== EXERCISE INPUT ==
════════

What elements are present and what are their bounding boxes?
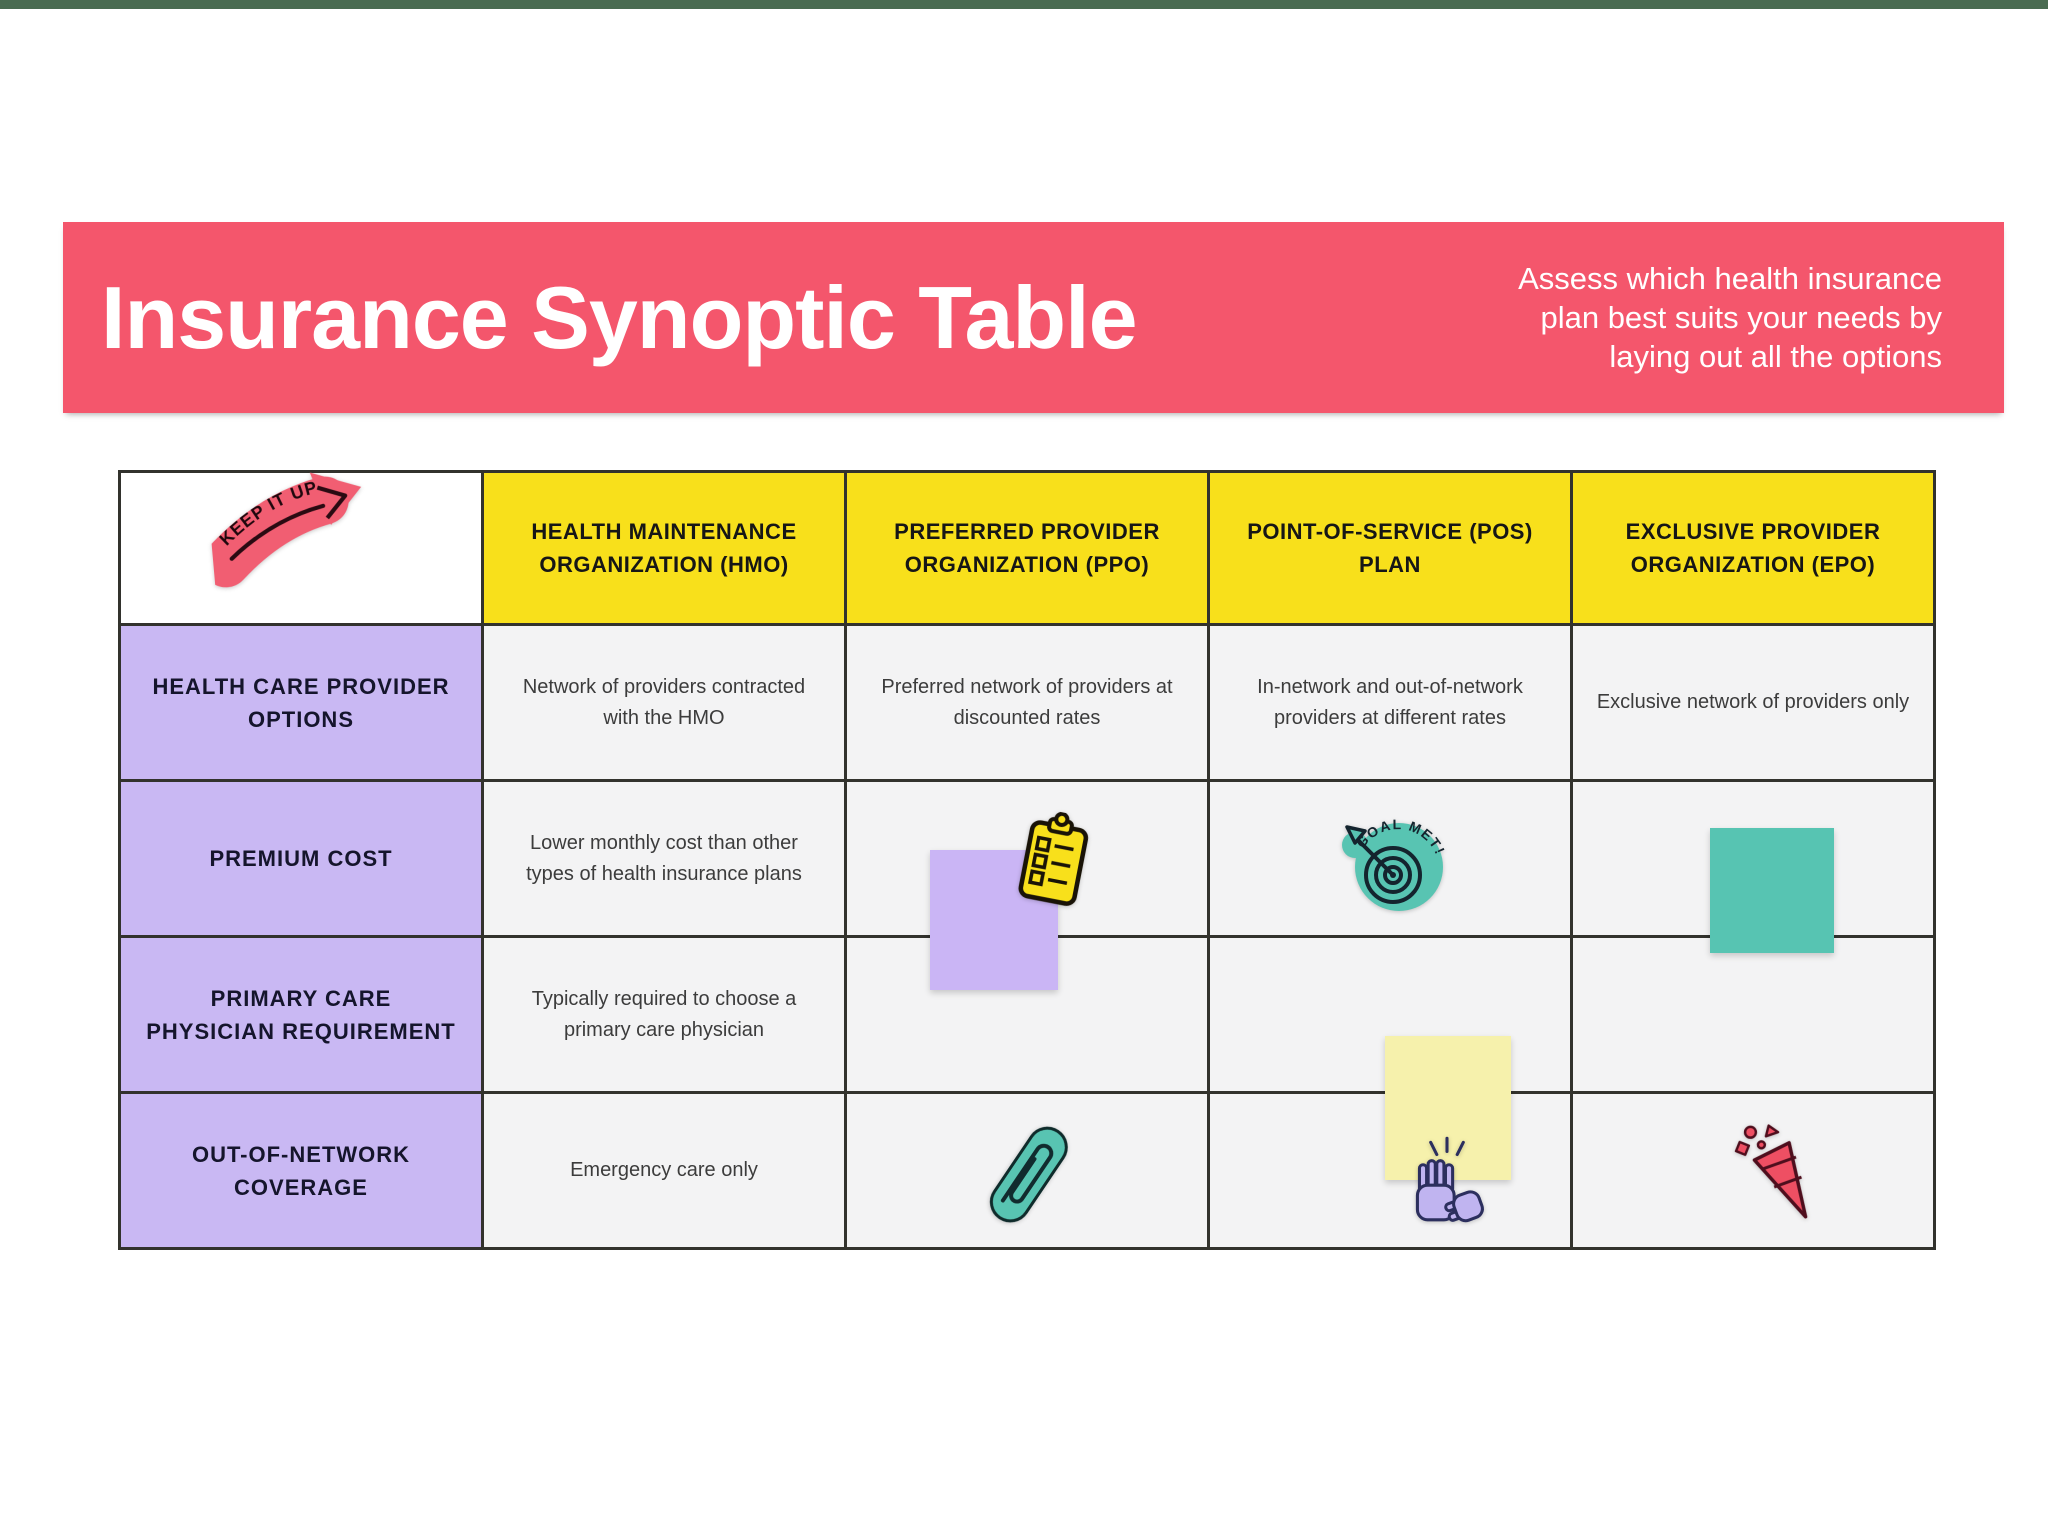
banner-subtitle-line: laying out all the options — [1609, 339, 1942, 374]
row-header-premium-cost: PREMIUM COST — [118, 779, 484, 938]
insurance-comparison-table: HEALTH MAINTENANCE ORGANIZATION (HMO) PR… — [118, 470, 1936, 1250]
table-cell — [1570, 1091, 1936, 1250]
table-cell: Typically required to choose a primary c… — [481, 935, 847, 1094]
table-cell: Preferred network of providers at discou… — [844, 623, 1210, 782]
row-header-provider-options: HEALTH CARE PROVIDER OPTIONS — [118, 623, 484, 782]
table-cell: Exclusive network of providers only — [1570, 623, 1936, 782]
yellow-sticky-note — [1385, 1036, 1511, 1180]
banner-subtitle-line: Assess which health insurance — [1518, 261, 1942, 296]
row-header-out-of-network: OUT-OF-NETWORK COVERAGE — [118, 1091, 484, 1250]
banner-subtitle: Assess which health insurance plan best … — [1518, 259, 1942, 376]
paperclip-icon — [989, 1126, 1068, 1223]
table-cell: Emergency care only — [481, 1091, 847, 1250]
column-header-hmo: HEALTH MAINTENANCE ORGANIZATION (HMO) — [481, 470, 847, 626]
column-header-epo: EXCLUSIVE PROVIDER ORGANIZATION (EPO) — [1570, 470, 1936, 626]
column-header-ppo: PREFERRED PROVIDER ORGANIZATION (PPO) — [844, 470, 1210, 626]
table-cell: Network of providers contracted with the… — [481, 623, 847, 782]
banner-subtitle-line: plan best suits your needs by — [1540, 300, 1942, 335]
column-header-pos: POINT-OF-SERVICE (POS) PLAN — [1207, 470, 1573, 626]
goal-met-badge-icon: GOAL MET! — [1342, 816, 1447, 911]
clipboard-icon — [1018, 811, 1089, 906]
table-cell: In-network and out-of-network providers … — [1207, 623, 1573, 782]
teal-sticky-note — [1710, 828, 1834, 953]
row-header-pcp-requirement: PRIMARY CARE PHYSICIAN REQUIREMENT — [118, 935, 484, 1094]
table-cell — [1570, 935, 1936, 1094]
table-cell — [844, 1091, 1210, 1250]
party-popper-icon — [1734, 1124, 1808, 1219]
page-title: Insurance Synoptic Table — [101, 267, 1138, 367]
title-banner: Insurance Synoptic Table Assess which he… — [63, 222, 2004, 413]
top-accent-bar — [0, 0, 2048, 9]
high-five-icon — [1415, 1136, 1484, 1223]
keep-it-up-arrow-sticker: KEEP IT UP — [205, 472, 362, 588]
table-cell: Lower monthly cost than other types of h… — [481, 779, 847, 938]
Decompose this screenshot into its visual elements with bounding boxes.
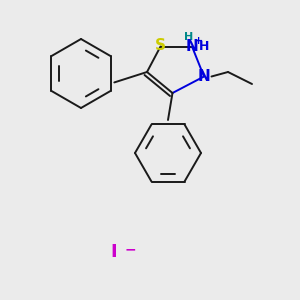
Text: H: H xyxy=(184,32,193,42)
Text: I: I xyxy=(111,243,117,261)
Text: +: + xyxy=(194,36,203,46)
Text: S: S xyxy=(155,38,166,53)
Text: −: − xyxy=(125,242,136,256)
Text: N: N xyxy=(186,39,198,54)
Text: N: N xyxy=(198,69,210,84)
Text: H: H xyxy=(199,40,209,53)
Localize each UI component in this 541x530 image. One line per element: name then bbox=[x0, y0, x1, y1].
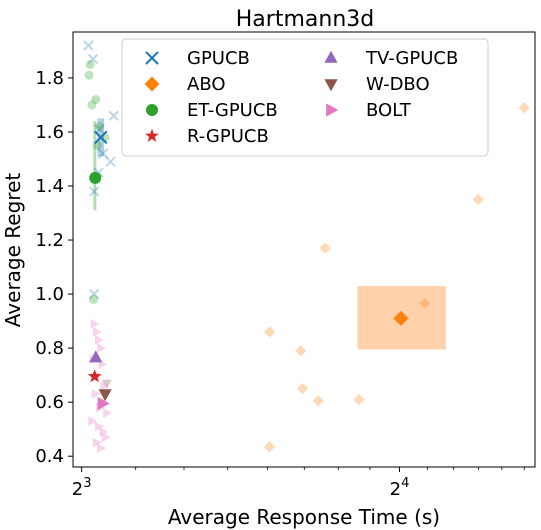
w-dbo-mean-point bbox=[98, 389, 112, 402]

════════

== WHAT TO PRODUCE ==
From the listing, copy out every line from the one with "banner-subtitle-line: laying out" to the one with "Decompose this screenshot", both included, with no changes.

== ANSWER TO THIS TASK ==
banner-subtitle-line: laying out all the options — [1609, 339, 1942, 374]
row-header-premium-cost: PREMIUM COST — [118, 779, 484, 938]
insurance-comparison-table: HEALTH MAINTENANCE ORGANIZATION (HMO) PR… — [118, 470, 1936, 1250]
table-cell — [1570, 1091, 1936, 1250]
table-cell: Typically required to choose a primary c… — [481, 935, 847, 1094]
table-cell: Preferred network of providers at discou… — [844, 623, 1210, 782]
row-header-provider-options: HEALTH CARE PROVIDER OPTIONS — [118, 623, 484, 782]
table-cell: Exclusive network of providers only — [1570, 623, 1936, 782]
yellow-sticky-note — [1385, 1036, 1511, 1180]
banner-subtitle-line: Assess which health insurance — [1518, 261, 1942, 296]
row-header-out-of-network: OUT-OF-NETWORK COVERAGE — [118, 1091, 484, 1250]
banner-subtitle: Assess which health insurance plan best … — [1518, 259, 1942, 376]
paperclip-icon — [989, 1126, 1068, 1223]
table-cell: Emergency care only — [481, 1091, 847, 1250]
column-header-hmo: HEALTH MAINTENANCE ORGANIZATION (HMO) — [481, 470, 847, 626]
column-header-epo: EXCLUSIVE PROVIDER ORGANIZATION (EPO) — [1570, 470, 1936, 626]
column-header-ppo: PREFERRED PROVIDER ORGANIZATION (PPO) — [844, 470, 1210, 626]
table-cell: Network of providers contracted with the… — [481, 623, 847, 782]
banner-subtitle-line: plan best suits your needs by — [1540, 300, 1942, 335]
column-header-pos: POINT-OF-SERVICE (POS) PLAN — [1207, 470, 1573, 626]
goal-met-badge-icon: GOAL MET! — [1342, 816, 1447, 911]
clipboard-icon — [1018, 811, 1089, 906]
table-cell: In-network and out-of-network providers … — [1207, 623, 1573, 782]
teal-sticky-note — [1710, 828, 1834, 953]
row-header-pcp-requirement: PRIMARY CARE PHYSICIAN REQUIREMENT — [118, 935, 484, 1094]
table-cell — [1570, 935, 1936, 1094]
table-cell — [844, 1091, 1210, 1250]
party-popper-icon — [1734, 1124, 1808, 1219]
page-title: Insurance Synoptic Table — [101, 267, 1138, 367]
title-banner: Insurance Synoptic Table Assess which he… — [63, 222, 2004, 413]
top-accent-bar — [0, 0, 2048, 9]
high-five-icon — [1415, 1136, 1484, 1223]
keep-it-up-arrow-sticker: KEEP IT UP — [205, 472, 362, 588]
table-cell: Lower monthly cost than other types of h… — [481, 779, 847, 938]
Decompose this screenshot into its visual elements with bounding boxes.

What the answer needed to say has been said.